Aufgabe>
Beantworten Sie die folgenden Fragen zum Lesetext über bioinspirierte Materialien.
1. An welchem Datum erschien der Gastbeitrag?
2. Welchen Beruf hat Jia Min Chin laut dem Text?
3. Wodurch entstehen die Farben des Panzers beim Rosenkäfer?

Lesetext>
Bioinspirierte Materialien

Wo die Natur der Wissenschaft neue Wege aufzeigt

7. November 2023 Gastbeitrag von Jia Min Chin
Auf der Suche nach Inspiration für die Entwicklung neuer Materialien lohnt der Blick in die Natur. In ihrem Gastbeitrag verrät die Materialchemikerin Jia Min Chin, welche Tricks Flora und Fauna für die Materialien der Zukunft bereithalten.
Der Rosenkäfer beeindruckt durch seinen goldgrün glänzenden Panzer. Die Farben entstehen nur durch die Oberflächenstruktur des Panzers, es sind keine Pigmente vorhanden. © iStock

Warum sind Käfer so farbenprächtig? Weshalb perlt Wasser von den Federn einer Ente oder von den Blättern des Frauenmantels ab? Vielleicht können Sie sich noch daran erinnern, wie Sie als Kind Ihre Umwelt voller Staunen und Faszination erforscht haben. Was wir von der Natur und der Art und Weise, wie sie Materialien hervorbringt, lernen können – und wie wir dieses Wissen für die Materialien der Zukunft nutzen können –, beschäftigt Materialwissenschafter*innen weltweit.

Material>
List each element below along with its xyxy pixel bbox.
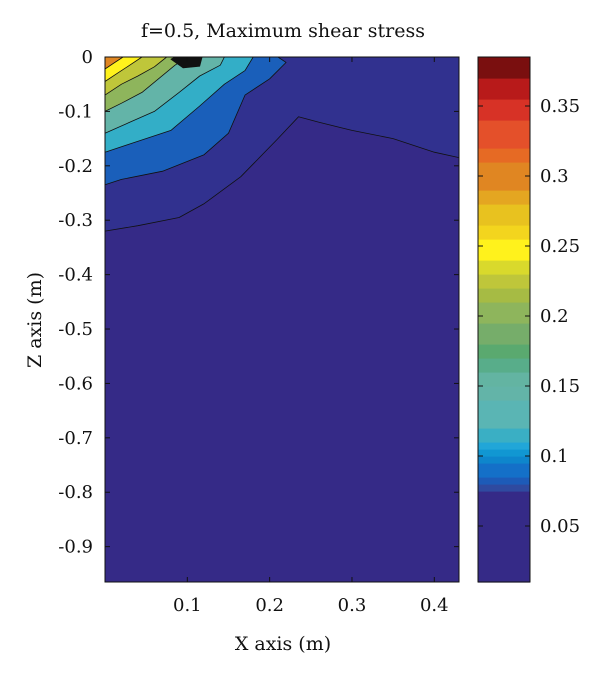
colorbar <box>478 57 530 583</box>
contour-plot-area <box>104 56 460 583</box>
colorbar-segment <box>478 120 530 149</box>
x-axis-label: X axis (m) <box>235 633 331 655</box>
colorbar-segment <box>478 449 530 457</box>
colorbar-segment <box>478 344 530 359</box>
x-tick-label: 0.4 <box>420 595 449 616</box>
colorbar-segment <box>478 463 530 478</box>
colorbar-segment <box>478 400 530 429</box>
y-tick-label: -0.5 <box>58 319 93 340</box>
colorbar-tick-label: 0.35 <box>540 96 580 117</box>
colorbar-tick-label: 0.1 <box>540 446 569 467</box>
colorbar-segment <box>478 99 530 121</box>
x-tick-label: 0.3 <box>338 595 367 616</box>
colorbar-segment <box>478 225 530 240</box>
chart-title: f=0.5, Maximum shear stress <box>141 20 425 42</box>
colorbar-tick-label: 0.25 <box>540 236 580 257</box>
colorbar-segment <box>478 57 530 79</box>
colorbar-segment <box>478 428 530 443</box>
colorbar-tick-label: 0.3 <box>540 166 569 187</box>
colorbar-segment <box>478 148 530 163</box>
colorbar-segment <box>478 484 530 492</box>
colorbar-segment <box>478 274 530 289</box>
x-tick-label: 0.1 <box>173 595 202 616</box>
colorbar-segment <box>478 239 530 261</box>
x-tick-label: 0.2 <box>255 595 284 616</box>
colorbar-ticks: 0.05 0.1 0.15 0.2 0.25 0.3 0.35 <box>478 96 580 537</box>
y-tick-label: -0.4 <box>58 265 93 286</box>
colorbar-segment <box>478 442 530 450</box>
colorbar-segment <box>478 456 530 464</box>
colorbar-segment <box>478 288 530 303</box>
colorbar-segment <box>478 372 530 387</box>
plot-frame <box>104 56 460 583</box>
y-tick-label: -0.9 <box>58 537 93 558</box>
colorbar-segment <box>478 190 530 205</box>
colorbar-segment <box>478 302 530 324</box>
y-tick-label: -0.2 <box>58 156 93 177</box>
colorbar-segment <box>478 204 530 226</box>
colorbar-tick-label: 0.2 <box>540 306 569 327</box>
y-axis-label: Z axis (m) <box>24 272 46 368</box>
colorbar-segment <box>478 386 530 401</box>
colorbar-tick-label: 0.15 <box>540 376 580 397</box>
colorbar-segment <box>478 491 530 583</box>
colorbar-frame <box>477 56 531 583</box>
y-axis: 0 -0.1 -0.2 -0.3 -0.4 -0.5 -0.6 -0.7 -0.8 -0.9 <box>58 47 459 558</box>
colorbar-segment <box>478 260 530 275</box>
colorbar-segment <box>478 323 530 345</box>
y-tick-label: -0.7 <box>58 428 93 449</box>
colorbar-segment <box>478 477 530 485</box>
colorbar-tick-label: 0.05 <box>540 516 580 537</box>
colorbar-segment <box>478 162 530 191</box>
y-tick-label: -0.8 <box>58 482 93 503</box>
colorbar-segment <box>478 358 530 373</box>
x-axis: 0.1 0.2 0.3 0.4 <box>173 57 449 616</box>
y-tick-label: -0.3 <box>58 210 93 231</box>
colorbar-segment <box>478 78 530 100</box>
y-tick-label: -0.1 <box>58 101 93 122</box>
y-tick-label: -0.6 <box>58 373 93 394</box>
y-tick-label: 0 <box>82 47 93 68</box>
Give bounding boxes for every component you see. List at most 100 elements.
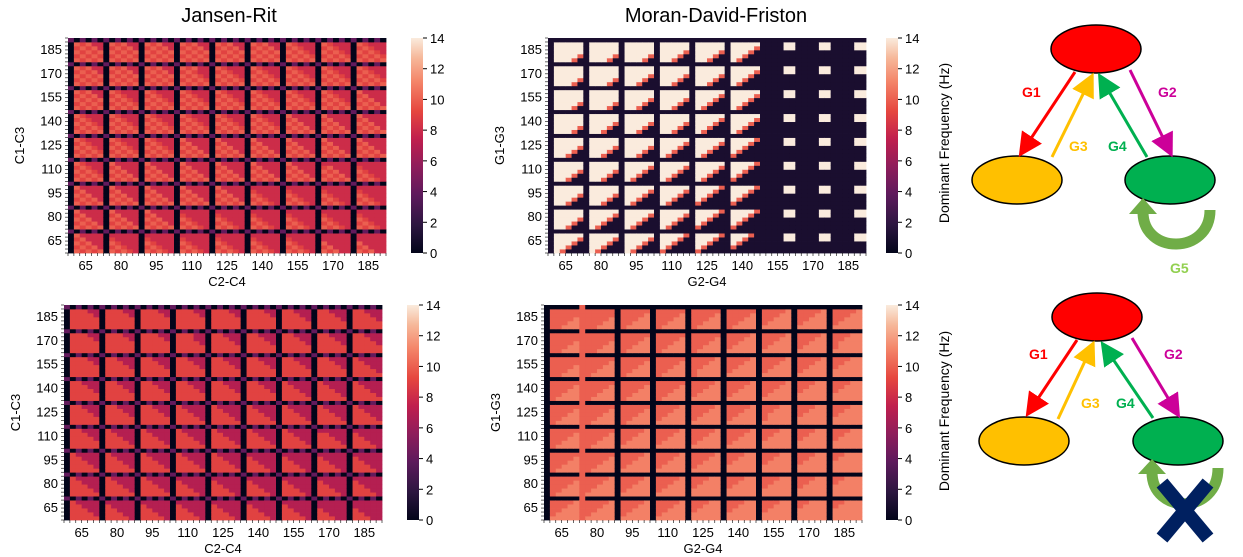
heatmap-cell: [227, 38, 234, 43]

Lösung>
1. Am 7. November 2023.
2. Sie ist Materialchemikerin.
3. Nur durch die Oberflächenstruktur des Panzers, denn es sind keine Pigmente vorhanden.